Skip the pictures. Transcribe the rest of the data below without changing a word.
━━ The data ━━
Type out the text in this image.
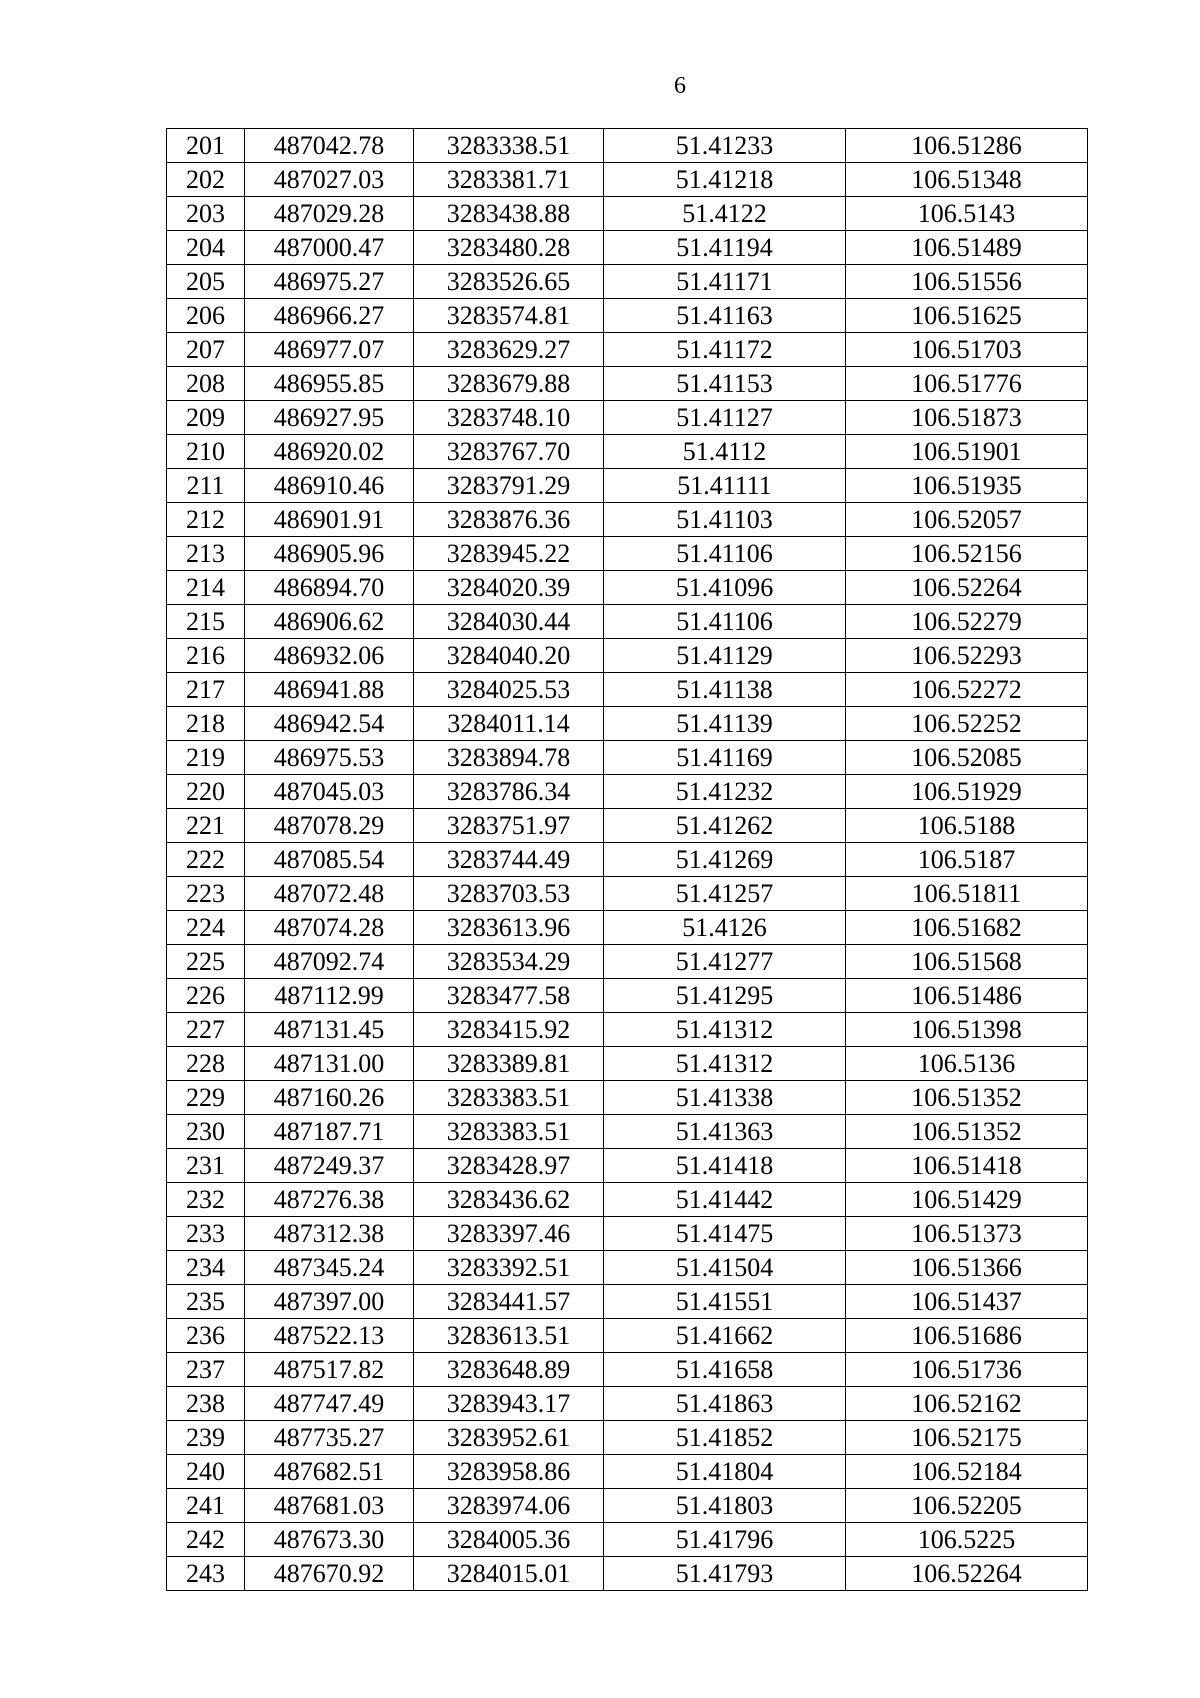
6
201	487042.78	3283338.51	51.41233	106.51286
202	487027.03	3283381.71	51.41218	106.51348
203	487029.28	3283438.88	51.4122	106.5143
204	487000.47	3283480.28	51.41194	106.51489
205	486975.27	3283526.65	51.41171	106.51556
206	486966.27	3283574.81	51.41163	106.51625
207	486977.07	3283629.27	51.41172	106.51703
208	486955.85	3283679.88	51.41153	106.51776
209	486927.95	3283748.10	51.41127	106.51873
210	486920.02	3283767.70	51.4112	106.51901
211	486910.46	3283791.29	51.41111	106.51935
212	486901.91	3283876.36	51.41103	106.52057
213	486905.96	3283945.22	51.41106	106.52156
214	486894.70	3284020.39	51.41096	106.52264
215	486906.62	3284030.44	51.41106	106.52279
216	486932.06	3284040.20	51.41129	106.52293
217	486941.88	3284025.53	51.41138	106.52272
218	486942.54	3284011.14	51.41139	106.52252
219	486975.53	3283894.78	51.41169	106.52085
220	487045.03	3283786.34	51.41232	106.51929
221	487078.29	3283751.97	51.41262	106.5188
222	487085.54	3283744.49	51.41269	106.5187
223	487072.48	3283703.53	51.41257	106.51811
224	487074.28	3283613.96	51.4126	106.51682
225	487092.74	3283534.29	51.41277	106.51568
226	487112.99	3283477.58	51.41295	106.51486
227	487131.45	3283415.92	51.41312	106.51398
228	487131.00	3283389.81	51.41312	106.5136
229	487160.26	3283383.51	51.41338	106.51352
230	487187.71	3283383.51	51.41363	106.51352
231	487249.37	3283428.97	51.41418	106.51418
232	487276.38	3283436.62	51.41442	106.51429
233	487312.38	3283397.46	51.41475	106.51373
234	487345.24	3283392.51	51.41504	106.51366
235	487397.00	3283441.57	51.41551	106.51437
236	487522.13	3283613.51	51.41662	106.51686
237	487517.82	3283648.89	51.41658	106.51736
238	487747.49	3283943.17	51.41863	106.52162
239	487735.27	3283952.61	51.41852	106.52175
240	487682.51	3283958.86	51.41804	106.52184
241	487681.03	3283974.06	51.41803	106.52205
242	487673.30	3284005.36	51.41796	106.5225
243	487670.92	3284015.01	51.41793	106.52264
━━━
Written reply:
Type out the text in this image.
6
201	487042.78	3283338.51	51.41233	106.51286
202	487027.03	3283381.71	51.41218	106.51348
203	487029.28	3283438.88	51.4122	106.5143
204	487000.47	3283480.28	51.41194	106.51489
205	486975.27	3283526.65	51.41171	106.51556
206	486966.27	3283574.81	51.41163	106.51625
207	486977.07	3283629.27	51.41172	106.51703
208	486955.85	3283679.88	51.41153	106.51776
209	486927.95	3283748.10	51.41127	106.51873
210	486920.02	3283767.70	51.4112	106.51901
211	486910.46	3283791.29	51.41111	106.51935
212	486901.91	3283876.36	51.41103	106.52057
213	486905.96	3283945.22	51.41106	106.52156
214	486894.70	3284020.39	51.41096	106.52264
215	486906.62	3284030.44	51.41106	106.52279
216	486932.06	3284040.20	51.41129	106.52293
217	486941.88	3284025.53	51.41138	106.52272
218	486942.54	3284011.14	51.41139	106.52252
219	486975.53	3283894.78	51.41169	106.52085
220	487045.03	3283786.34	51.41232	106.51929
221	487078.29	3283751.97	51.41262	106.5188
222	487085.54	3283744.49	51.41269	106.5187
223	487072.48	3283703.53	51.41257	106.51811
224	487074.28	3283613.96	51.4126	106.51682
225	487092.74	3283534.29	51.41277	106.51568
226	487112.99	3283477.58	51.41295	106.51486
227	487131.45	3283415.92	51.41312	106.51398
228	487131.00	3283389.81	51.41312	106.5136
229	487160.26	3283383.51	51.41338	106.51352
230	487187.71	3283383.51	51.41363	106.51352
231	487249.37	3283428.97	51.41418	106.51418
232	487276.38	3283436.62	51.41442	106.51429
233	487312.38	3283397.46	51.41475	106.51373
234	487345.24	3283392.51	51.41504	106.51366
235	487397.00	3283441.57	51.41551	106.51437
236	487522.13	3283613.51	51.41662	106.51686
237	487517.82	3283648.89	51.41658	106.51736
238	487747.49	3283943.17	51.41863	106.52162
239	487735.27	3283952.61	51.41852	106.52175
240	487682.51	3283958.86	51.41804	106.52184
241	487681.03	3283974.06	51.41803	106.52205
242	487673.30	3284005.36	51.41796	106.5225
243	487670.92	3284015.01	51.41793	106.52264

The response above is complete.